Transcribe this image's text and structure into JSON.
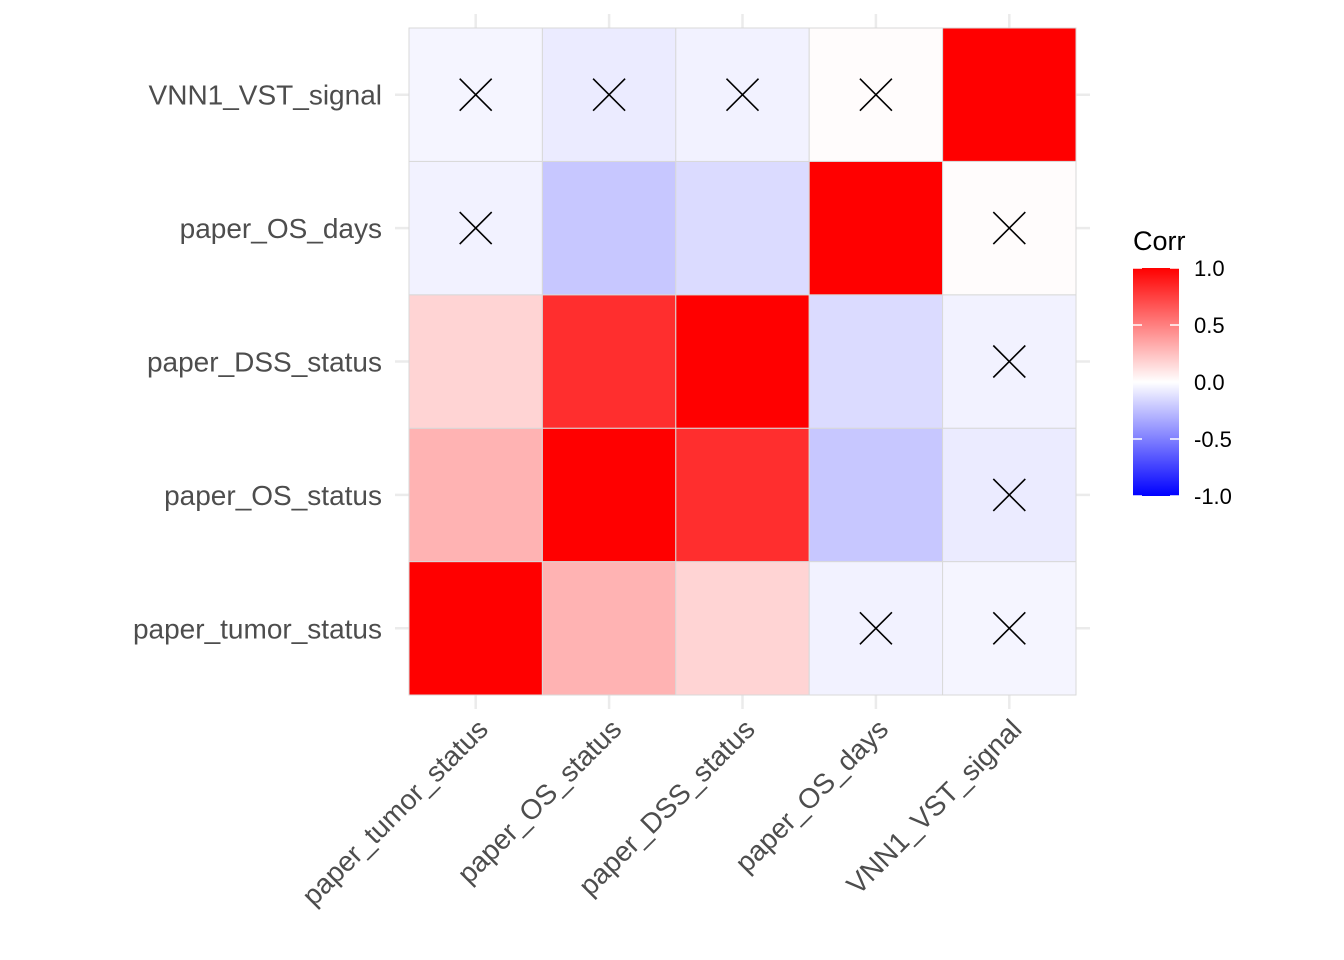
{
  "chart_data": {
    "type": "heatmap",
    "title": "",
    "xlabel": "",
    "ylabel": "",
    "variables": [
      "paper_tumor_status",
      "paper_OS_status",
      "paper_DSS_status",
      "paper_OS_days",
      "VNN1_VST_signal"
    ],
    "matrix": [
      [
        1.0,
        0.3,
        0.17,
        -0.05,
        -0.04
      ],
      [
        0.3,
        1.0,
        0.82,
        -0.22,
        -0.08
      ],
      [
        0.17,
        0.82,
        1.0,
        -0.14,
        -0.05
      ],
      [
        -0.05,
        -0.22,
        -0.14,
        1.0,
        0.01
      ],
      [
        -0.04,
        -0.08,
        -0.05,
        0.01,
        1.0
      ]
    ],
    "insignificant": [
      [
        0,
        3
      ],
      [
        0,
        4
      ],
      [
        1,
        4
      ],
      [
        2,
        4
      ],
      [
        3,
        0
      ],
      [
        3,
        4
      ],
      [
        4,
        0
      ],
      [
        4,
        1
      ],
      [
        4,
        2
      ],
      [
        4,
        3
      ]
    ],
    "legend": {
      "title": "Corr",
      "ticks": [
        1.0,
        0.5,
        0.0,
        -0.5,
        -1.0
      ],
      "tick_labels": [
        "1.0",
        "0.5",
        "0.0",
        "-0.5",
        "-1.0"
      ],
      "range": [
        -1,
        1
      ],
      "low_color": "#0000ff",
      "mid_color": "#ffffff",
      "high_color": "#ff0000",
      "placement": "right"
    }
  }
}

Exercise objective
Nothing but an exact copy of the data, without pictures, should be returned.

Answer box
Transcribe this image's text and structure into JSON.
{
  "chart_data": {
    "type": "heatmap",
    "title": "",
    "xlabel": "",
    "ylabel": "",
    "variables": [
      "paper_tumor_status",
      "paper_OS_status",
      "paper_DSS_status",
      "paper_OS_days",
      "VNN1_VST_signal"
    ],
    "matrix": [
      [
        1.0,
        0.3,
        0.17,
        -0.05,
        -0.04
      ],
      [
        0.3,
        1.0,
        0.82,
        -0.22,
        -0.08
      ],
      [
        0.17,
        0.82,
        1.0,
        -0.14,
        -0.05
      ],
      [
        -0.05,
        -0.22,
        -0.14,
        1.0,
        0.01
      ],
      [
        -0.04,
        -0.08,
        -0.05,
        0.01,
        1.0
      ]
    ],
    "insignificant": [
      [
        0,
        3
      ],
      [
        0,
        4
      ],
      [
        1,
        4
      ],
      [
        2,
        4
      ],
      [
        3,
        0
      ],
      [
        3,
        4
      ],
      [
        4,
        0
      ],
      [
        4,
        1
      ],
      [
        4,
        2
      ],
      [
        4,
        3
      ]
    ],
    "legend": {
      "title": "Corr",
      "ticks": [
        1.0,
        0.5,
        0.0,
        -0.5,
        -1.0
      ],
      "tick_labels": [
        "1.0",
        "0.5",
        "0.0",
        "-0.5",
        "-1.0"
      ],
      "range": [
        -1,
        1
      ],
      "low_color": "#0000ff",
      "mid_color": "#ffffff",
      "high_color": "#ff0000",
      "placement": "right"
    }
  }
}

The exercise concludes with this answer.